-- BEGIN DATA ROWS --

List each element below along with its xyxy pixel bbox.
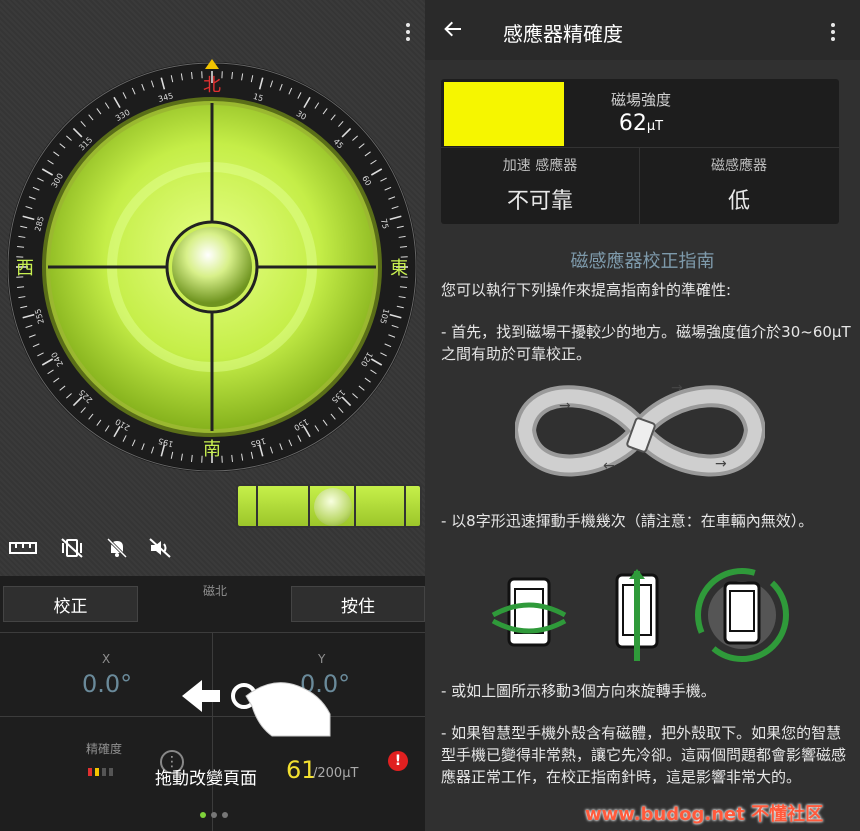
page-dot — [222, 812, 228, 818]
sensor-accuracy-screen: 感應器精確度 磁場強度 62μT 加速 感應器 不可靠 磁感應器 低 磁感應器校… — [425, 0, 860, 831]
magnetometer-label: 磁感應器 — [711, 158, 767, 174]
page-indicator — [200, 812, 228, 818]
magnetic-field-value: 62μT — [618, 111, 664, 136]
field-strength-value: 61 — [286, 756, 317, 784]
svg-text:→: → — [715, 456, 727, 472]
rotation-illustration — [491, 568, 789, 662]
rotate-x-axis-icon — [491, 577, 567, 647]
swipe-hint-text: 拖動改變頁面 — [155, 769, 257, 789]
app-bar: 感應器精確度 — [425, 0, 860, 60]
north-label: 北 — [203, 75, 221, 96]
volume-off-icon[interactable] — [146, 537, 176, 559]
x-axis-value: 0.0° — [82, 670, 133, 698]
magnetic-field-label: 磁場強度 — [610, 91, 671, 109]
y-axis-label: Y — [318, 652, 326, 666]
guide-step-3: - 或如上圖所示移動3個方向來旋轉手機。 — [441, 682, 716, 700]
calibration-guide-title: 磁感應器校正指南 — [570, 251, 715, 272]
vibration-off-icon[interactable] — [57, 537, 87, 559]
accuracy-label: 精確度 — [86, 742, 123, 756]
rotate-z-axis-icon — [695, 568, 789, 662]
hold-button[interactable]: 按住 — [291, 586, 425, 622]
accuracy-indicator — [88, 768, 113, 776]
more-options-icon[interactable] — [823, 20, 843, 44]
compass-screen: 345 330 315 300 285 255 240 225 210 195 165 150 135 1… — [0, 0, 425, 831]
guide-step-4: - 如果智慧型手機外殼含有磁體，把外殼取下。如果您的智慧型手機已變得非常熱，讓它… — [441, 724, 847, 786]
magnetometer-value: 低 — [727, 189, 750, 214]
figure-eight-illustration: → → → ← — [515, 380, 765, 477]
back-arrow-icon[interactable] — [441, 17, 467, 43]
sensor-status-card: 磁場強度 62μT 加速 感應器 不可靠 磁感應器 低 — [441, 79, 839, 224]
bell-off-icon[interactable] — [102, 537, 132, 559]
more-options-icon[interactable] — [398, 20, 418, 44]
south-label: 南 — [203, 439, 221, 460]
page-title: 感應器精確度 — [503, 22, 623, 46]
east-label: 東 — [390, 258, 408, 279]
svg-text:→: → — [559, 398, 571, 414]
west-label: 西 — [16, 258, 34, 279]
calibrate-button[interactable]: 校正 — [3, 586, 138, 622]
accelerometer-value: 不可靠 — [506, 189, 573, 214]
rotate-y-axis-icon — [615, 569, 659, 661]
ruler-icon[interactable] — [8, 537, 38, 559]
level-bubble — [172, 227, 252, 307]
magnetic-field-bar — [444, 82, 564, 146]
warning-icon[interactable]: ! — [388, 751, 408, 771]
guide-step-1: - 首先，找到磁場干擾較少的地方。磁場強度值介於30~60μT之間有助於可靠校正… — [441, 323, 851, 363]
swipe-gesture-icon — [182, 680, 331, 737]
page-dot — [211, 812, 217, 818]
guide-intro: 您可以執行下列操作來提高指南針的準確性: — [441, 281, 732, 299]
magnetic-north-label: 磁北 — [203, 584, 228, 598]
horizontal-level — [236, 484, 422, 528]
compass-dial: 345330315300285255240225210195 1651501351… — [7, 59, 417, 472]
guide-step-2: - 以8字形迅速揮動手機幾次（請注意：在車輛內無效）。 — [441, 512, 814, 530]
accelerometer-label: 加速 感應器 — [502, 158, 578, 174]
svg-text:←: ← — [603, 458, 615, 474]
page-dot — [200, 812, 206, 818]
horizontal-level-bubble — [314, 488, 352, 526]
x-axis-label: X — [102, 652, 111, 666]
svg-text:→: → — [671, 380, 683, 396]
site-watermark: www.budog.net 不懂社区 — [585, 804, 824, 825]
field-strength-unit: /200μT — [313, 766, 359, 781]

-- END DATA ROWS --

__WHAT THE EXERCISE ASKS__
Can you extract the lines of the records above from the line with "page-dot — [222, 812, 228, 818]" up to and including the line with "rotate-z-axis-icon — [695, 568, 789, 662]", reproducing them character for character?

__REPLY__
page-dot — [222, 812, 228, 818]
sensor-accuracy-screen: 感應器精確度 磁場強度 62μT 加速 感應器 不可靠 磁感應器 低 磁感應器校… — [425, 0, 860, 831]
magnetometer-label: 磁感應器 — [711, 158, 767, 174]
page-indicator — [200, 812, 228, 818]
magnetic-field-value: 62μT — [618, 111, 664, 136]
field-strength-value: 61 — [286, 756, 317, 784]
svg-text:→: → — [715, 456, 727, 472]
rotation-illustration — [491, 568, 789, 662]
rotate-x-axis-icon — [491, 577, 567, 647]
swipe-hint-text: 拖動改變頁面 — [155, 769, 257, 789]
app-bar: 感應器精確度 — [425, 0, 860, 60]
north-label: 北 — [203, 75, 221, 96]
volume-off-icon[interactable] — [146, 537, 176, 559]
x-axis-value: 0.0° — [82, 670, 133, 698]
magnetic-field-label: 磁場強度 — [610, 91, 671, 109]
y-axis-label: Y — [318, 652, 326, 666]
guide-step-3: - 或如上圖所示移動3個方向來旋轉手機。 — [441, 682, 716, 700]
calibration-guide-title: 磁感應器校正指南 — [570, 251, 715, 272]
vibration-off-icon[interactable] — [57, 537, 87, 559]
accuracy-label: 精確度 — [86, 742, 123, 756]
rotate-z-axis-icon — [695, 568, 789, 662]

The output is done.